--- BEGIN ---

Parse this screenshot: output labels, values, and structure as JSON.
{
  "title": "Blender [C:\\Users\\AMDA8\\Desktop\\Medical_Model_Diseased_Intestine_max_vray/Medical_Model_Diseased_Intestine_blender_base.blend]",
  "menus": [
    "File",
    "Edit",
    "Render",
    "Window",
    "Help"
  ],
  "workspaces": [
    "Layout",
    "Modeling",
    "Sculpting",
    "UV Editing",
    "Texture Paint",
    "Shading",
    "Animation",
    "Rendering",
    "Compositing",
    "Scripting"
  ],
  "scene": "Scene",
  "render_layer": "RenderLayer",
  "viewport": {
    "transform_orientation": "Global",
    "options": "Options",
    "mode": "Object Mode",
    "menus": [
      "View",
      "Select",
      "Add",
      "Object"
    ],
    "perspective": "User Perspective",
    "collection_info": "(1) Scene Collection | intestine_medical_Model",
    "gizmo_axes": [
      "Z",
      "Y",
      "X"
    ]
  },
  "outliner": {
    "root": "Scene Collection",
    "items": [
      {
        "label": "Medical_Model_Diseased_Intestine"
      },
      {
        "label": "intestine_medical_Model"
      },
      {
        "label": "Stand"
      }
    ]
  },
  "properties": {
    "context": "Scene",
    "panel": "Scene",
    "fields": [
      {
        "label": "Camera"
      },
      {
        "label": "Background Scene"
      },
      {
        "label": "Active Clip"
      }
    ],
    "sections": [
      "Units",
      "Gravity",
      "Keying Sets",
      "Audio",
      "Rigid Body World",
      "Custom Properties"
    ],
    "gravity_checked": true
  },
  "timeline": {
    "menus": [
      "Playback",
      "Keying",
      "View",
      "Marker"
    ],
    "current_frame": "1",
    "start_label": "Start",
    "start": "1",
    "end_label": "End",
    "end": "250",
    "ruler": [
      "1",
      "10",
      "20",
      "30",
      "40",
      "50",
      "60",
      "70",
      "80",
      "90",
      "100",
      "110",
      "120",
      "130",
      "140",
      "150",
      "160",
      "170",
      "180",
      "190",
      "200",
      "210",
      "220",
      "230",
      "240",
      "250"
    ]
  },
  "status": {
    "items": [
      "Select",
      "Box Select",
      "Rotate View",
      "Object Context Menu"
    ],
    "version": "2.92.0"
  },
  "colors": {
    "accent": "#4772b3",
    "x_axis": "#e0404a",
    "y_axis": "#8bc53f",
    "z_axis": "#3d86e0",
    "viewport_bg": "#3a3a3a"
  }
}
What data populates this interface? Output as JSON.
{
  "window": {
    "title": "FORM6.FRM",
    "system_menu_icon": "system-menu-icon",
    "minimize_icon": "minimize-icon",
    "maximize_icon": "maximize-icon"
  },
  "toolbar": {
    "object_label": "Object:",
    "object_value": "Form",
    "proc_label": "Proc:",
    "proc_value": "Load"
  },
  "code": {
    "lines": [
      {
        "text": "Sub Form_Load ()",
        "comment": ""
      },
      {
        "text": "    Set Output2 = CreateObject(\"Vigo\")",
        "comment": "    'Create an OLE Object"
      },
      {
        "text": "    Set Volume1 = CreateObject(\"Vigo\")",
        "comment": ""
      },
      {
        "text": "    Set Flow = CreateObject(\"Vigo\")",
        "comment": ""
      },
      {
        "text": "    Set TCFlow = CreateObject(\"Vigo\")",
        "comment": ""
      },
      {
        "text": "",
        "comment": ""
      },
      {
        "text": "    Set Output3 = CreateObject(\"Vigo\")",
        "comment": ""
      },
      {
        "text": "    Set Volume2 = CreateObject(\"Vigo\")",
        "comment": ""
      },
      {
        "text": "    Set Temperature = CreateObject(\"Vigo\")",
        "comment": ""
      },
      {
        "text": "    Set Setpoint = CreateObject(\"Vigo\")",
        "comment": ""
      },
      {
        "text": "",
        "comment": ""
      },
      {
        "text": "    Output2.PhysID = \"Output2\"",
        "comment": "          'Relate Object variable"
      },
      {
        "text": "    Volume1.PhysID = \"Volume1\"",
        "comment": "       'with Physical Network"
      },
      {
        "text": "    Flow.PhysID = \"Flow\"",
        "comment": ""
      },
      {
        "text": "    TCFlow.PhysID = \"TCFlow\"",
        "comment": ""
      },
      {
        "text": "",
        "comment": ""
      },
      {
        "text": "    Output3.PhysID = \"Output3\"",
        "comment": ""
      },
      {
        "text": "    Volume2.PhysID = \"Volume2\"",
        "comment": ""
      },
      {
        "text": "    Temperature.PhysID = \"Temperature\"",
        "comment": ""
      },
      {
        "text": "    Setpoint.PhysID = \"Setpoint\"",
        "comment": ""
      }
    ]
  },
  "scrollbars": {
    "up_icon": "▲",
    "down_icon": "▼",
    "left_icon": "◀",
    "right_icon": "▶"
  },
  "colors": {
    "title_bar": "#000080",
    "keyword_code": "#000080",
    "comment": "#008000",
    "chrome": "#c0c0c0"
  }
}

--- END ---

Given problem
Out of the preceding entries, pull every line containing the string "TCFlow".

Worked solution
        "text": "    Set TCFlow = CreateObject(\"Vigo\")",
        "text": "    TCFlow.PhysID = \"TCFlow\"",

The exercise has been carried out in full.